* [文書]
作品紹介→よしながふみ「大奥」6巻
よしながふみ「大奥」第6巻
…生きるという事は
女と男という事は!
ただ女の腹に種を付け子孫を残し
家の血を繫いでいくことではありますまい!
■6巻発売しました。
将軍・徳川綱吉も歳を重ね、いよいよ後継者を選ぶ段階に入った。候補は二人、一人は甲府宰相である徳川綱豊、そしてもう一人は紀州の三代藩主・徳川綱教。どちらも聡明であり、家臣達からの信頼も厚い。そんな中、己の人生・存在を省み、心身を弱らせていく綱吉の姿を見て、右衛門佐は…。退く身の綱吉と、新たな将軍、そして彼女たちを取り囲む、家臣達の想い。益々目が離せない、男女逆転大奥、華麗に第6巻登場!!
~映画化~
映画化も決定しており、10月1日には早くもロードショーとなる予定。水野役を嵐の二宮和也くんが務め、吉宗を柴崎コウさんが務めるということですが、水野役が二宮くんてのはちょっとイメージと違うような気もします。まぁ映画で原作のイメージをどうこう言うなんてのは、野暮なのでしょうけど。というわけで、映像化のタイミングに合わせた形で、6巻登場です。前回、綱吉編で哀しき末路を匂わせつつ終わったのですが、今回はその綱吉編が完結致しました。その綱吉編が、どこまでも素晴らしかった。ラスト近くのシーンでは、思わず泣いてしまいました。

* [指示内容 A] 一覧の冒頭から「Point [167, 181, 174, 187]」を含む行までの範囲を、両端の行も含め、空行を除いて番号付きリストとして並べよ。

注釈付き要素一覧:
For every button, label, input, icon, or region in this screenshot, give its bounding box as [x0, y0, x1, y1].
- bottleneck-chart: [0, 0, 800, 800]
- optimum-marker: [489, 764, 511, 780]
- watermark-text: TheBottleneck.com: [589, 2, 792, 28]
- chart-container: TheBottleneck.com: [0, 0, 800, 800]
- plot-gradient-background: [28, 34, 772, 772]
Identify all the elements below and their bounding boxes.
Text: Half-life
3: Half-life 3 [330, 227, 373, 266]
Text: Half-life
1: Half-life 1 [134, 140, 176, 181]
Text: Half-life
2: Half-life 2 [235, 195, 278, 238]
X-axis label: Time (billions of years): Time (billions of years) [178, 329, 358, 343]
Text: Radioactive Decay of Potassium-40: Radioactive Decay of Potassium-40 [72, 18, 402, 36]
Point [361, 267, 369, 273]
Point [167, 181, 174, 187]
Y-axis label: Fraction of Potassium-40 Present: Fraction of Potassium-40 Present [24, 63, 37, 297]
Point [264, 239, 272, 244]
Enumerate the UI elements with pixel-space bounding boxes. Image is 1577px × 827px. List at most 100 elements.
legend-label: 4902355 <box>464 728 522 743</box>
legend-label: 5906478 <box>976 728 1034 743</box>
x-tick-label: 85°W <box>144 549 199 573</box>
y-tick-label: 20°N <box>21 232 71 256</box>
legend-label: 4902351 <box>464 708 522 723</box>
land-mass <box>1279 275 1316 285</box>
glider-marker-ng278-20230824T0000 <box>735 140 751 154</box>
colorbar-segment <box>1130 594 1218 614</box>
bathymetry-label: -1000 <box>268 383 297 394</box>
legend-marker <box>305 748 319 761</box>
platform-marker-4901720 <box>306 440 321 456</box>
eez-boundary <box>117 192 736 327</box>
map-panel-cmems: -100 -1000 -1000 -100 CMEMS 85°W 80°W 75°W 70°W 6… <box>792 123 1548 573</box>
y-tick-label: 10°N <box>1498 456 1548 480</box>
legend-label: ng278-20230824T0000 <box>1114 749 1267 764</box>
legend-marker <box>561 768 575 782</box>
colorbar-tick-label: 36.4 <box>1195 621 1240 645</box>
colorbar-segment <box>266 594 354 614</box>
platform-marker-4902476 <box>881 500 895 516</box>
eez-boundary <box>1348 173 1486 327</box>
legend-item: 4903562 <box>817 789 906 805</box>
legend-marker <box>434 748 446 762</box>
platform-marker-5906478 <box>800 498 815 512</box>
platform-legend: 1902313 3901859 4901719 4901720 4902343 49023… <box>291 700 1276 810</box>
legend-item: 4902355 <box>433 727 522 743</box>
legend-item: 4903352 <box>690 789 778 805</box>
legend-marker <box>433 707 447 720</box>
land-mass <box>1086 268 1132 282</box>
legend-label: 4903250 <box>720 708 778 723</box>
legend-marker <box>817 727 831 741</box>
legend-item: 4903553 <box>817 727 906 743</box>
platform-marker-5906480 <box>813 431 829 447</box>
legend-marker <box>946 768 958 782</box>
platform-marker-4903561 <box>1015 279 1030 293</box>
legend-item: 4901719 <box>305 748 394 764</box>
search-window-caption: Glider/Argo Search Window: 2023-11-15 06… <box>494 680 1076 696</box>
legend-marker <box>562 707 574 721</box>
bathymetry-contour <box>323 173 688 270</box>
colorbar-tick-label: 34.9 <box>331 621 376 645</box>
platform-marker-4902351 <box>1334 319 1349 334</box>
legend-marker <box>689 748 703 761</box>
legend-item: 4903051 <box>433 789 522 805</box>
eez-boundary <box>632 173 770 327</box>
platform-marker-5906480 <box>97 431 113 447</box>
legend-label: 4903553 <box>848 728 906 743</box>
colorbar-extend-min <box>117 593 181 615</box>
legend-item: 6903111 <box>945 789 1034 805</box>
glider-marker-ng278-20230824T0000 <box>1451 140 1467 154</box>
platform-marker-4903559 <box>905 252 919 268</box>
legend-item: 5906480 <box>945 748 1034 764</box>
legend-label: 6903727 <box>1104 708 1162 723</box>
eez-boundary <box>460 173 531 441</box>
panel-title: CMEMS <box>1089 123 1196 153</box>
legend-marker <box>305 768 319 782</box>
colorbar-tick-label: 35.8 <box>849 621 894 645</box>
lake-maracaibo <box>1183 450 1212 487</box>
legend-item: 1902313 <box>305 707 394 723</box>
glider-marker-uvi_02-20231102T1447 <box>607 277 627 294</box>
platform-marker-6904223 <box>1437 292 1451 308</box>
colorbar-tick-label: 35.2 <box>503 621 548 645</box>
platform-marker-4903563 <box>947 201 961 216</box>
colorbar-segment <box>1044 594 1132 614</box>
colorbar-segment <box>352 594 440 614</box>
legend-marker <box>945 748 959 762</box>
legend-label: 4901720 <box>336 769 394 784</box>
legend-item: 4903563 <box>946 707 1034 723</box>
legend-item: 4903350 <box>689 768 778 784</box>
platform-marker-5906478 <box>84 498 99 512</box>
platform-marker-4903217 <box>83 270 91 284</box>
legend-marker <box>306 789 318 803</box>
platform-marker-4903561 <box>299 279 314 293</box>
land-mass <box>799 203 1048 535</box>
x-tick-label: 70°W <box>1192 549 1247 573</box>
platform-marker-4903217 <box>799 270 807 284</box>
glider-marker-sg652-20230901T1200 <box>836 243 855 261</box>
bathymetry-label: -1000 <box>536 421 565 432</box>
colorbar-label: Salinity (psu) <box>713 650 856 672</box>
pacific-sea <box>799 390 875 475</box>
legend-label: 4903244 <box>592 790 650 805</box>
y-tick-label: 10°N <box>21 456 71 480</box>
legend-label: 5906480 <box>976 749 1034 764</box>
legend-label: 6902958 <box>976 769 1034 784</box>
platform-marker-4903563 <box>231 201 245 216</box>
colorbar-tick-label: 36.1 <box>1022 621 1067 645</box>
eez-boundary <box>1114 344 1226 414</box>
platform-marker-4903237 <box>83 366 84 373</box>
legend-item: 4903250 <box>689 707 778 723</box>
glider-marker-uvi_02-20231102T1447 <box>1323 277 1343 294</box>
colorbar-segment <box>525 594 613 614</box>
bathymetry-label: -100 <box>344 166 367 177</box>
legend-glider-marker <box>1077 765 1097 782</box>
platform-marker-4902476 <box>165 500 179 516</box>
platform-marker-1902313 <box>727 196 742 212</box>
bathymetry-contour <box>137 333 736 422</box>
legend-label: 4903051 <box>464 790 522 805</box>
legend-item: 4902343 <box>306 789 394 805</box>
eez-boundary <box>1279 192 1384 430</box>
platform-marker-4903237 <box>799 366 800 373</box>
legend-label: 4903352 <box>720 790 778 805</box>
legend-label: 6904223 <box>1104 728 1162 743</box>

* [指示内容 B]
「大奥」6巻の紹介文をもとに、次の問いに答えよ。
(i) 綱吉の後継者候補として挙げられている二人は誰か。
(ii) 映画で水野役を務めるのは誰か。
(iii) 映画のロードショーは何月何日の予定か。

* [演習の結果 A]
1. For every button, label, input, icon, or region in this screenshot, give its bounding box as [x0, y0, x1, y1].
2. - bottleneck-chart: [0, 0, 800, 800]
3. - optimum-marker: [489, 764, 511, 780]
4. - watermark-text: TheBottleneck.com: [589, 2, 792, 28]
5. - chart-container: TheBottleneck.com: [0, 0, 800, 800]
6. - plot-gradient-background: [28, 34, 772, 772]
7. Identify all the elements below and their bounding boxes.
8. Text: Half-life
9. 3: Half-life 3 [330, 227, 373, 266]
10. Text: Half-life
11. 1: Half-life 1 [134, 140, 176, 181]
12. Text: Half-life
13. 2: Half-life 2 [235, 195, 278, 238]
14. X-axis label: Time (billions of years): Time (billions of years) [178, 329, 358, 343]
15. Text: Radioactive Decay of Potassium-40: Radioactive Decay of Potassium-40 [72, 18, 402, 36]
16. Point [361, 267, 369, 273]
17. Point [167, 181, 174, 187]

* [演習の結果 B]
(i) 甲府宰相の徳川綱豊と、紀州の三代藩主・徳川綱教
(ii) 嵐の二宮和也
(iii) 10月1日